WHAT IS NEEDED:
Copy out all of the material exactly as presented.

LISTED ENTRIES:
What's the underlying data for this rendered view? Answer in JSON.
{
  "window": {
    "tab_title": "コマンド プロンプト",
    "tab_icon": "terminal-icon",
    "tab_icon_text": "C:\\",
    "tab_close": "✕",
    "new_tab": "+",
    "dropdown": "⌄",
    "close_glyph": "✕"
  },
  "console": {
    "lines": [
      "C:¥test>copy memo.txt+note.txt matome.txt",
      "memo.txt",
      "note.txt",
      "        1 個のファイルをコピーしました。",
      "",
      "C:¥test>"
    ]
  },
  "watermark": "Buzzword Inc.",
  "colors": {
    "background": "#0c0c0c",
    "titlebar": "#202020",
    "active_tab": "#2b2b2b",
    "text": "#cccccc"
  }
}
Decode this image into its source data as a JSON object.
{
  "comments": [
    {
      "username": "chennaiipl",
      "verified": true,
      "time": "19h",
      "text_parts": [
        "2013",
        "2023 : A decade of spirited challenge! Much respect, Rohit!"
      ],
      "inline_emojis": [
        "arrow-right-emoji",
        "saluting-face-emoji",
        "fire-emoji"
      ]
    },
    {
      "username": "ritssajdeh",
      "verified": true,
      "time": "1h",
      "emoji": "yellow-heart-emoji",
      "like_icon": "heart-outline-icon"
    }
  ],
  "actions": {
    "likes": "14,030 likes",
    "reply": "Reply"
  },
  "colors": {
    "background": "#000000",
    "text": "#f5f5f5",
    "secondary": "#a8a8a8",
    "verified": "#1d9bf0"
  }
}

WRITTEN RESPONSE:
What's the underlying data for this rendered view? Answer in JSON.
{
  "window": {
    "tab_title": "コマンド プロンプト",
    "tab_icon": "terminal-icon",
    "tab_icon_text": "C:\\",
    "tab_close": "✕",
    "new_tab": "+",
    "dropdown": "⌄",
    "close_glyph": "✕"
  },
  "console": {
    "lines": [
      "C:¥test>copy memo.txt+note.txt matome.txt",
      "memo.txt",
      "note.txt",
      "        1 個のファイルをコピーしました。",
      "",
      "C:¥test>"
    ]
  },
  "watermark": "Buzzword Inc.",
  "colors": {
    "background": "#0c0c0c",
    "titlebar": "#202020",
    "active_tab": "#2b2b2b",
    "text": "#cccccc"
  }
}
Decode this image into its source data as a JSON object.
{
  "comments": [
    {
      "username": "chennaiipl",
      "verified": true,
      "time": "19h",
      "text_parts": [
        "2013",
        "2023 : A decade of spirited challenge! Much respect, Rohit!"
      ],
      "inline_emojis": [
        "arrow-right-emoji",
        "saluting-face-emoji",
        "fire-emoji"
      ]
    },
    {
      "username": "ritssajdeh",
      "verified": true,
      "time": "1h",
      "emoji": "yellow-heart-emoji",
      "like_icon": "heart-outline-icon"
    }
  ],
  "actions": {
    "likes": "14,030 likes",
    "reply": "Reply"
  },
  "colors": {
    "background": "#000000",
    "text": "#f5f5f5",
    "secondary": "#a8a8a8",
    "verified": "#1d9bf0"
  }
}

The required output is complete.